◆ **What the task asks**
Repeat every line of the data exactly, but not the pictures.

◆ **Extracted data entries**
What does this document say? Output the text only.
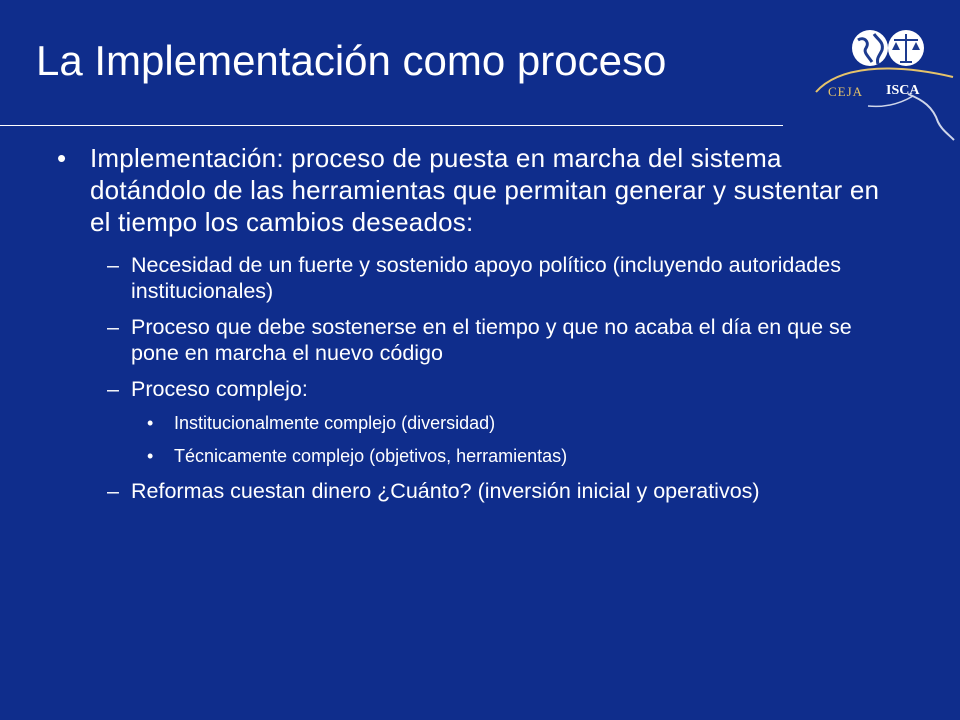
La Implementación como proceso
CEJA ISCA

• Implementación: proceso de puesta en marcha del sistema dotándolo de las herramientas que permitan generar y sustentar en el tiempo los cambios deseados:

– Necesidad de un fuerte y sostenido apoyo político (incluyendo autoridades institucionales)

– Proceso que debe sostenerse en el tiempo y que no acaba el día en que se pone en marcha el nuevo código

– Proceso complejo:

• Institucionalmente complejo (diversidad)

• Técnicamente complejo (objetivos, herramientas)

– Reformas cuestan dinero ¿Cuánto? (inversión inicial y operativos)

◆ **Exercise answer**
What does this document say? Output the text only.
La Implementación como proceso
CEJA ISCA

• Implementación: proceso de puesta en marcha del sistema dotándolo de las herramientas que permitan generar y sustentar en el tiempo los cambios deseados:

– Necesidad de un fuerte y sostenido apoyo político (incluyendo autoridades institucionales)

– Proceso que debe sostenerse en el tiempo y que no acaba el día en que se pone en marcha el nuevo código

– Proceso complejo:

• Institucionalmente complejo (diversidad)

• Técnicamente complejo (objetivos, herramientas)

– Reformas cuestan dinero ¿Cuánto? (inversión inicial y operativos)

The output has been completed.